**Task details**
Using the listing below, please gather every line containing the word "диалогов".

>> Start Data extract

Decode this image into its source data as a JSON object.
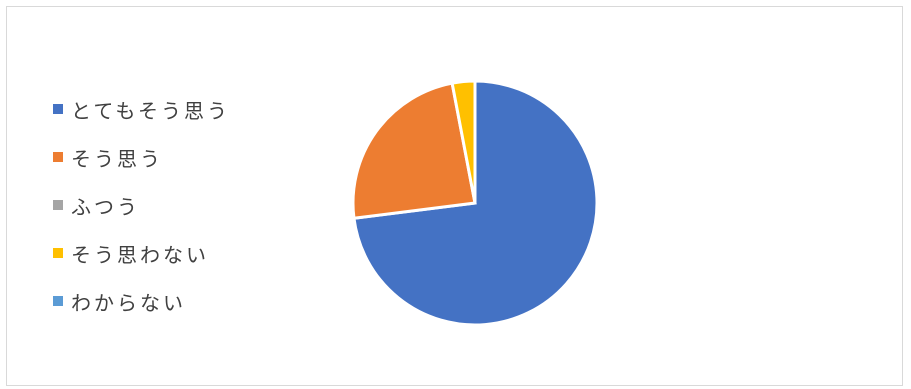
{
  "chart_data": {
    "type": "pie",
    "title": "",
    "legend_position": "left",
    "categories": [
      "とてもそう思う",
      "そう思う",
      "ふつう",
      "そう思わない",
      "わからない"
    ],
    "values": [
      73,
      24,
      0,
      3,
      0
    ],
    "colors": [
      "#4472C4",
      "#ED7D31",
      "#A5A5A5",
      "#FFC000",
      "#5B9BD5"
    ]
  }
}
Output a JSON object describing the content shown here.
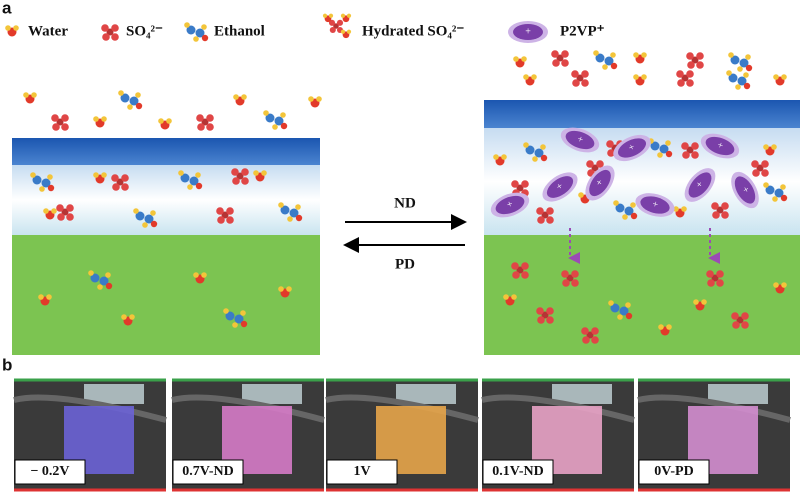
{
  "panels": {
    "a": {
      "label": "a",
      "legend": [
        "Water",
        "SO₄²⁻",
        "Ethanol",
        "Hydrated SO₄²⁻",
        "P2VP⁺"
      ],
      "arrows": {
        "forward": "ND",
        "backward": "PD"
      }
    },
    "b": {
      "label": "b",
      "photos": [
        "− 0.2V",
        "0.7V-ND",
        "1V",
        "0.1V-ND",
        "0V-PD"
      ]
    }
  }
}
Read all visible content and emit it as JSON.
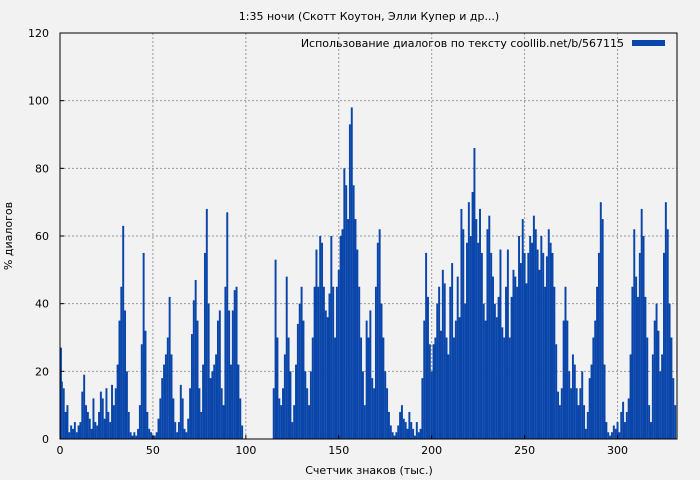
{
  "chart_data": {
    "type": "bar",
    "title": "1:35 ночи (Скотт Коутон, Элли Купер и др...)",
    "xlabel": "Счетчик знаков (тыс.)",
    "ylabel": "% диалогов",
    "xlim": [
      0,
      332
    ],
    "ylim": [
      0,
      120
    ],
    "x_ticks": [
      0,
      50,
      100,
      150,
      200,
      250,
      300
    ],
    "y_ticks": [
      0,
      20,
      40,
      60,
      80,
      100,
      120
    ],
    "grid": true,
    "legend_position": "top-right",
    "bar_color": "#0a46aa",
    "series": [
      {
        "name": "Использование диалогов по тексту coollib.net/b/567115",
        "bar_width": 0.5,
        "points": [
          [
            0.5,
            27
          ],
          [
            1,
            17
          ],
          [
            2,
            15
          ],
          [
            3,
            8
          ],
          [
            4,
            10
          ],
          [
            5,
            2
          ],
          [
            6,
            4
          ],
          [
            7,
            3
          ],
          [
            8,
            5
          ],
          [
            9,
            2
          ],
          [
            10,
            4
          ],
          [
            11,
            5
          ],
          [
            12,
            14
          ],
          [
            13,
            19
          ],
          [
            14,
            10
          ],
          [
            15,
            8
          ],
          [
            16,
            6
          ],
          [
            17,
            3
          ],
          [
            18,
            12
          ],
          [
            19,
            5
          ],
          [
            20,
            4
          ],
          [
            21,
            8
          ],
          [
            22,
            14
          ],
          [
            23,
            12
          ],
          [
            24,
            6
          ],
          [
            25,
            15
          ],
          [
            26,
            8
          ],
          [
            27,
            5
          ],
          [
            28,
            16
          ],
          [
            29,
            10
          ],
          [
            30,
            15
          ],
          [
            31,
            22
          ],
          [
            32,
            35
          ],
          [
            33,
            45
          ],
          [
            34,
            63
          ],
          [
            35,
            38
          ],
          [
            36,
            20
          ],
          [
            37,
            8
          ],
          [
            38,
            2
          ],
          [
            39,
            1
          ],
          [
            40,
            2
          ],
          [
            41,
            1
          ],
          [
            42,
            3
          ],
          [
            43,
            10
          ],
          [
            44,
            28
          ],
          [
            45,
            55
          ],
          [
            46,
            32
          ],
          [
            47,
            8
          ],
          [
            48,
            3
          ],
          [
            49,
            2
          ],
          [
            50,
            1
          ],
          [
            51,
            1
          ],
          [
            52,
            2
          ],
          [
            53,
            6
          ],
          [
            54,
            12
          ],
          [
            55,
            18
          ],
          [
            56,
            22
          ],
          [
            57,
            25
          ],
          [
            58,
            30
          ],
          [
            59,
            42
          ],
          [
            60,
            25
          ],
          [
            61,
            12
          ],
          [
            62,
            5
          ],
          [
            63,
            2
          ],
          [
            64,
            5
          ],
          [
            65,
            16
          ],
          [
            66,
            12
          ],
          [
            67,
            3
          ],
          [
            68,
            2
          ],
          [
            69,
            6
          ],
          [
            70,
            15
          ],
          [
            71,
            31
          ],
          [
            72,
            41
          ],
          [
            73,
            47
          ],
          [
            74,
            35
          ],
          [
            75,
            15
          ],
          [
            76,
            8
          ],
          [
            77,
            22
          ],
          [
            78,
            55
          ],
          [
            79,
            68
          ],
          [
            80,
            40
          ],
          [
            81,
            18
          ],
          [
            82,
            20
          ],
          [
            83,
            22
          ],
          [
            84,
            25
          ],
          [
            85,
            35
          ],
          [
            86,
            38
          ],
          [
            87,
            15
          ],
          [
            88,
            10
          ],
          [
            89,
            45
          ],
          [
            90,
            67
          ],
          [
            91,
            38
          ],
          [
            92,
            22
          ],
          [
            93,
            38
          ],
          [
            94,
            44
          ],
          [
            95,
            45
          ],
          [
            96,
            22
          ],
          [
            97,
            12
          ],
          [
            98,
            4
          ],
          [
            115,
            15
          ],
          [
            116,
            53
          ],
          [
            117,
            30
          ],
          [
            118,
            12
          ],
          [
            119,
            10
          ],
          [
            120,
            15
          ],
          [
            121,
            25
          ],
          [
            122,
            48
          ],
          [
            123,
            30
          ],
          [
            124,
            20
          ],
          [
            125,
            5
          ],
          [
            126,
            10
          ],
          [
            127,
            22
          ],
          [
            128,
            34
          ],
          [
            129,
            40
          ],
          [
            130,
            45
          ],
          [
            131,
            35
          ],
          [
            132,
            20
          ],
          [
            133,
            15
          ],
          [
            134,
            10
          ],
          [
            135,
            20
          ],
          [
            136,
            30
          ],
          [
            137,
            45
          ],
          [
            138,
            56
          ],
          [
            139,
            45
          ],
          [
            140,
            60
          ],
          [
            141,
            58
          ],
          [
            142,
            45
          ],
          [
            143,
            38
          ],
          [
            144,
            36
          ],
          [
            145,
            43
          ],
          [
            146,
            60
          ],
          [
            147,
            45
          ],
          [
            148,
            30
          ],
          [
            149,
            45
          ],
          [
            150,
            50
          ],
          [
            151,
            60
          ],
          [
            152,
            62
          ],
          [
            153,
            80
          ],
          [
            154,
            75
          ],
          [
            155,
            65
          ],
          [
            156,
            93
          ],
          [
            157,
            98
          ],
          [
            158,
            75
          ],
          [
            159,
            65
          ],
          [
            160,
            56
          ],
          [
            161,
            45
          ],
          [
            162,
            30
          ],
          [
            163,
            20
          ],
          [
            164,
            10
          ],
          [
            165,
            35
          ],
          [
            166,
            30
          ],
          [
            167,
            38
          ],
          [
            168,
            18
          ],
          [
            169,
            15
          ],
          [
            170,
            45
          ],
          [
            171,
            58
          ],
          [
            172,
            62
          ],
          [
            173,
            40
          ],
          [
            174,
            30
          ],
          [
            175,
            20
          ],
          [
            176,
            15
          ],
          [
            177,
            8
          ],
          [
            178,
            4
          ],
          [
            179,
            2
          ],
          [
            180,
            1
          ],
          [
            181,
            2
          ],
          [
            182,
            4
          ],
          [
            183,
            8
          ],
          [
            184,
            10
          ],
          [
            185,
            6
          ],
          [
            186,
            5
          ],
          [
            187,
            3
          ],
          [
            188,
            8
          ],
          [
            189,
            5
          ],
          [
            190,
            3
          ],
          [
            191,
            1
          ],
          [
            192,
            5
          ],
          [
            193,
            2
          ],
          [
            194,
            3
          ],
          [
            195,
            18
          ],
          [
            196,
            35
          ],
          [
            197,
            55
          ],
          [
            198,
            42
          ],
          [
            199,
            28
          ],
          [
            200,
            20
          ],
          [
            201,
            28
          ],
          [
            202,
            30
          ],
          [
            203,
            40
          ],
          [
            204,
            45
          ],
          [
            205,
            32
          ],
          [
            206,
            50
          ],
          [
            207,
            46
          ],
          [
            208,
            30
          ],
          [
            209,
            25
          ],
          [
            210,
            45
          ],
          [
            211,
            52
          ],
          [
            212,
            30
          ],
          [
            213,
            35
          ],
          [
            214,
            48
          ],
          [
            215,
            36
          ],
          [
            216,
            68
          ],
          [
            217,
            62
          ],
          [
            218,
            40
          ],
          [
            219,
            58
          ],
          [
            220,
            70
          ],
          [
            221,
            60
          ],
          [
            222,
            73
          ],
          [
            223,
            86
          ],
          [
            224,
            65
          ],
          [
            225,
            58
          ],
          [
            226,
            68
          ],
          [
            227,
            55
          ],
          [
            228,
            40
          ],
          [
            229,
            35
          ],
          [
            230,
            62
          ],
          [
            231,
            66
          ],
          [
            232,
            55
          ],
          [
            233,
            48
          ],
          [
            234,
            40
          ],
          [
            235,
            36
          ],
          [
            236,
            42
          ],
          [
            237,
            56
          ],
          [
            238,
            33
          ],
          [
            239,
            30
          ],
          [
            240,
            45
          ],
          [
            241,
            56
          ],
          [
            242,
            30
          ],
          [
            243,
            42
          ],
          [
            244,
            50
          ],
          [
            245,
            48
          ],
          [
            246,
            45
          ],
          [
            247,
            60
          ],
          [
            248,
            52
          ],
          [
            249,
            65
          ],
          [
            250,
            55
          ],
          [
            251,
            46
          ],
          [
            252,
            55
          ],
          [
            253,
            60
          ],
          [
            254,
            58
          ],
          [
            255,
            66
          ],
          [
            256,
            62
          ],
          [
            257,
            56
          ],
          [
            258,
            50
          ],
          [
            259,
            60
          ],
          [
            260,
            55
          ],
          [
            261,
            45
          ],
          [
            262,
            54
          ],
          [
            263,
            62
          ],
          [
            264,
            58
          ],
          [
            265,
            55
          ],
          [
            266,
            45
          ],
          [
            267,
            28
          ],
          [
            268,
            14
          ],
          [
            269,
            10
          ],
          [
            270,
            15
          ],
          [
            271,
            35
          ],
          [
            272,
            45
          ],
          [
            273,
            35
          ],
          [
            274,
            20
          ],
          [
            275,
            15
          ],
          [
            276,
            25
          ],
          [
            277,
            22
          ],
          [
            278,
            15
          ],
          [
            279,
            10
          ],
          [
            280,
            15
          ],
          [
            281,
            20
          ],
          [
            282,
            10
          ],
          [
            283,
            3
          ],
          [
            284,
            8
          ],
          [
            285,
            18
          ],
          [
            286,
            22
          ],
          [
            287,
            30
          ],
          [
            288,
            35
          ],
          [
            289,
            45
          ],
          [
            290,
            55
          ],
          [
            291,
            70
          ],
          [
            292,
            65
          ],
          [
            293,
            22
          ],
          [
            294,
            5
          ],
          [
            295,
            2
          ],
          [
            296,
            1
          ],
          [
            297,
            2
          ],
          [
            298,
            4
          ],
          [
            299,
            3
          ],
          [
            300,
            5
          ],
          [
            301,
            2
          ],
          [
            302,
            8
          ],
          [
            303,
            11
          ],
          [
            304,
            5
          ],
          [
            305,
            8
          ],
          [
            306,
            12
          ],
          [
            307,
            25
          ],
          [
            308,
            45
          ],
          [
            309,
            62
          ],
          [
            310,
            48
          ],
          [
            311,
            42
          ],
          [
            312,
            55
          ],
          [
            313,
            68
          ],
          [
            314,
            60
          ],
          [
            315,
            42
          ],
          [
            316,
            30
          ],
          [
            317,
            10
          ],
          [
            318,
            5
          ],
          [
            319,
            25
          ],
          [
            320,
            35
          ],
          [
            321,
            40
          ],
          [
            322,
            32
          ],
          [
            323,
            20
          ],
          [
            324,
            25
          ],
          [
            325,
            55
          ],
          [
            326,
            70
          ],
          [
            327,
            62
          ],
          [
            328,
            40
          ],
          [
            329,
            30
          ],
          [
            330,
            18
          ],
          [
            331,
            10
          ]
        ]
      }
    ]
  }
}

>> End Data extract

**Exercise answer**
    "ylabel": "% диалогов",
        "name": "Использование диалогов по тексту coollib.net/b/567115",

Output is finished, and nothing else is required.